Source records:
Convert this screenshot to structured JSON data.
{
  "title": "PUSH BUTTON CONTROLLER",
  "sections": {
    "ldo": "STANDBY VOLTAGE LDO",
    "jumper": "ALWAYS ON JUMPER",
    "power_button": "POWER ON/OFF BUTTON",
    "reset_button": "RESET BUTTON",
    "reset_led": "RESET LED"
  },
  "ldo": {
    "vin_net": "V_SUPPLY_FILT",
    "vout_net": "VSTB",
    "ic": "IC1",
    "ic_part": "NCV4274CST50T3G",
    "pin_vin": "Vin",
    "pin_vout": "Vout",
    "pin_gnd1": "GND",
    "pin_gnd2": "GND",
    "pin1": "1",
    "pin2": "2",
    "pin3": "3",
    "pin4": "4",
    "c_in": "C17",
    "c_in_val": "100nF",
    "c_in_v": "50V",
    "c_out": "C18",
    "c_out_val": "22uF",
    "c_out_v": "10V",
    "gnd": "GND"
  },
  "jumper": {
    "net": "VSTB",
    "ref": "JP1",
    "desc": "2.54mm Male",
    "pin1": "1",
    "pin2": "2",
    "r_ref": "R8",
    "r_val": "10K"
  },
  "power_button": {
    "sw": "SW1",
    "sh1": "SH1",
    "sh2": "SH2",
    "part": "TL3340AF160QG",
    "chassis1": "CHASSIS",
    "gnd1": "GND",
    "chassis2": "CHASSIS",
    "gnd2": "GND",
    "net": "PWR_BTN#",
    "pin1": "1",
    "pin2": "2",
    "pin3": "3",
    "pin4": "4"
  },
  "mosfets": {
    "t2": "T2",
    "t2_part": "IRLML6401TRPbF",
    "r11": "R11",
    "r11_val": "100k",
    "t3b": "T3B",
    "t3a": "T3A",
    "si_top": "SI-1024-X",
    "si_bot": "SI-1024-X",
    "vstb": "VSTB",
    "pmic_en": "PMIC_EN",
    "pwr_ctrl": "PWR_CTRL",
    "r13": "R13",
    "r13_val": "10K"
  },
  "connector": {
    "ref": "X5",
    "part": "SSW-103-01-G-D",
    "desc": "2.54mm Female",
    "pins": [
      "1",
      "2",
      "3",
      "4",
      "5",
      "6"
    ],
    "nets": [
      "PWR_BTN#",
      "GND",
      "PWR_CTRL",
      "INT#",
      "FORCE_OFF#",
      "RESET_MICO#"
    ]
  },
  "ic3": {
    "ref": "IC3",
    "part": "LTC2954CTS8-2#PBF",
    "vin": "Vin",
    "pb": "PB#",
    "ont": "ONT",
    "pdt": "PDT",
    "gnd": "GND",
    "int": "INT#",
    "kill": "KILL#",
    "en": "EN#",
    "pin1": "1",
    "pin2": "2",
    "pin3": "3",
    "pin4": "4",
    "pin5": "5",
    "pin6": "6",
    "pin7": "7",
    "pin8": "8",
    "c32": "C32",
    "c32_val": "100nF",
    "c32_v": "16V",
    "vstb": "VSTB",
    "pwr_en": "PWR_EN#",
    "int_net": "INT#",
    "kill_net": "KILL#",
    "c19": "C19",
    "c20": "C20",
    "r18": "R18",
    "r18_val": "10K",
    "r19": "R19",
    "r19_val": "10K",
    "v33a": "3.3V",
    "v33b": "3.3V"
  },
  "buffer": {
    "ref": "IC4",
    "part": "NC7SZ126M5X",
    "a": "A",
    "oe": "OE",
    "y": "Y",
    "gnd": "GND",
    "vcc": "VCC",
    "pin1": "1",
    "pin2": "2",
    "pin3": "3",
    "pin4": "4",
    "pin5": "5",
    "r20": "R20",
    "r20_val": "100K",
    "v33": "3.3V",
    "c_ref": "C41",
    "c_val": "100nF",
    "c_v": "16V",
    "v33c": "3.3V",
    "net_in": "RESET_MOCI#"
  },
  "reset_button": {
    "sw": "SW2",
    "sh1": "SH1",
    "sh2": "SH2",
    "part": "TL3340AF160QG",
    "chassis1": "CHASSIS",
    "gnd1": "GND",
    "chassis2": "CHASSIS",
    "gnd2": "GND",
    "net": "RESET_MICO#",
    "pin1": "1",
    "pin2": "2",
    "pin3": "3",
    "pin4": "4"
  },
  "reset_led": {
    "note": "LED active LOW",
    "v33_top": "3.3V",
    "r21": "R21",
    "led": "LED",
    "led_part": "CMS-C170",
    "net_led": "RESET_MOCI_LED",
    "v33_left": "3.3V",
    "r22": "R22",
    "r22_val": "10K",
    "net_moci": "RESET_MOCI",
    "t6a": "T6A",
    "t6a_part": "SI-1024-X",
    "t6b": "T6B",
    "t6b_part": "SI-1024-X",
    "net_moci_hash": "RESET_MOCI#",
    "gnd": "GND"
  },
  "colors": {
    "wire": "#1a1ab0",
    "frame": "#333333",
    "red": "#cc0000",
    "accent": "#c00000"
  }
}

_Exercise description:_ Retype all of the data shown above, word for word.

_Task solution:_
Convert this screenshot to structured JSON data.
{
  "title": "PUSH BUTTON CONTROLLER",
  "sections": {
    "ldo": "STANDBY VOLTAGE LDO",
    "jumper": "ALWAYS ON JUMPER",
    "power_button": "POWER ON/OFF BUTTON",
    "reset_button": "RESET BUTTON",
    "reset_led": "RESET LED"
  },
  "ldo": {
    "vin_net": "V_SUPPLY_FILT",
    "vout_net": "VSTB",
    "ic": "IC1",
    "ic_part": "NCV4274CST50T3G",
    "pin_vin": "Vin",
    "pin_vout": "Vout",
    "pin_gnd1": "GND",
    "pin_gnd2": "GND",
    "pin1": "1",
    "pin2": "2",
    "pin3": "3",
    "pin4": "4",
    "c_in": "C17",
    "c_in_val": "100nF",
    "c_in_v": "50V",
    "c_out": "C18",
    "c_out_val": "22uF",
    "c_out_v": "10V",
    "gnd": "GND"
  },
  "jumper": {
    "net": "VSTB",
    "ref": "JP1",
    "desc": "2.54mm Male",
    "pin1": "1",
    "pin2": "2",
    "r_ref": "R8",
    "r_val": "10K"
  },
  "power_button": {
    "sw": "SW1",
    "sh1": "SH1",
    "sh2": "SH2",
    "part": "TL3340AF160QG",
    "chassis1": "CHASSIS",
    "gnd1": "GND",
    "chassis2": "CHASSIS",
    "gnd2": "GND",
    "net": "PWR_BTN#",
    "pin1": "1",
    "pin2": "2",
    "pin3": "3",
    "pin4": "4"
  },
  "mosfets": {
    "t2": "T2",
    "t2_part": "IRLML6401TRPbF",
    "r11": "R11",
    "r11_val": "100k",
    "t3b": "T3B",
    "t3a": "T3A",
    "si_top": "SI-1024-X",
    "si_bot": "SI-1024-X",
    "vstb": "VSTB",
    "pmic_en": "PMIC_EN",
    "pwr_ctrl": "PWR_CTRL",
    "r13": "R13",
    "r13_val": "10K"
  },
  "connector": {
    "ref": "X5",
    "part": "SSW-103-01-G-D",
    "desc": "2.54mm Female",
    "pins": [
      "1",
      "2",
      "3",
      "4",
      "5",
      "6"
    ],
    "nets": [
      "PWR_BTN#",
      "GND",
      "PWR_CTRL",
      "INT#",
      "FORCE_OFF#",
      "RESET_MICO#"
    ]
  },
  "ic3": {
    "ref": "IC3",
    "part": "LTC2954CTS8-2#PBF",
    "vin": "Vin",
    "pb": "PB#",
    "ont": "ONT",
    "pdt": "PDT",
    "gnd": "GND",
    "int": "INT#",
    "kill": "KILL#",
    "en": "EN#",
    "pin1": "1",
    "pin2": "2",
    "pin3": "3",
    "pin4": "4",
    "pin5": "5",
    "pin6": "6",
    "pin7": "7",
    "pin8": "8",
    "c32": "C32",
    "c32_val": "100nF",
    "c32_v": "16V",
    "vstb": "VSTB",
    "pwr_en": "PWR_EN#",
    "int_net": "INT#",
    "kill_net": "KILL#",
    "c19": "C19",
    "c20": "C20",
    "r18": "R18",
    "r18_val": "10K",
    "r19": "R19",
    "r19_val": "10K",
    "v33a": "3.3V",
    "v33b": "3.3V"
  },
  "buffer": {
    "ref": "IC4",
    "part": "NC7SZ126M5X",
    "a": "A",
    "oe": "OE",
    "y": "Y",
    "gnd": "GND",
    "vcc": "VCC",
    "pin1": "1",
    "pin2": "2",
    "pin3": "3",
    "pin4": "4",
    "pin5": "5",
    "r20": "R20",
    "r20_val": "100K",
    "v33": "3.3V",
    "c_ref": "C41",
    "c_val": "100nF",
    "c_v": "16V",
    "v33c": "3.3V",
    "net_in": "RESET_MOCI#"
  },
  "reset_button": {
    "sw": "SW2",
    "sh1": "SH1",
    "sh2": "SH2",
    "part": "TL3340AF160QG",
    "chassis1": "CHASSIS",
    "gnd1": "GND",
    "chassis2": "CHASSIS",
    "gnd2": "GND",
    "net": "RESET_MICO#",
    "pin1": "1",
    "pin2": "2",
    "pin3": "3",
    "pin4": "4"
  },
  "reset_led": {
    "note": "LED active LOW",
    "v33_top": "3.3V",
    "r21": "R21",
    "led": "LED",
    "led_part": "CMS-C170",
    "net_led": "RESET_MOCI_LED",
    "v33_left": "3.3V",
    "r22": "R22",
    "r22_val": "10K",
    "net_moci": "RESET_MOCI",
    "t6a": "T6A",
    "t6a_part": "SI-1024-X",
    "t6b": "T6B",
    "t6b_part": "SI-1024-X",
    "net_moci_hash": "RESET_MOCI#",
    "gnd": "GND"
  },
  "colors": {
    "wire": "#1a1ab0",
    "frame": "#333333",
    "red": "#cc0000",
    "accent": "#c00000"
  }
}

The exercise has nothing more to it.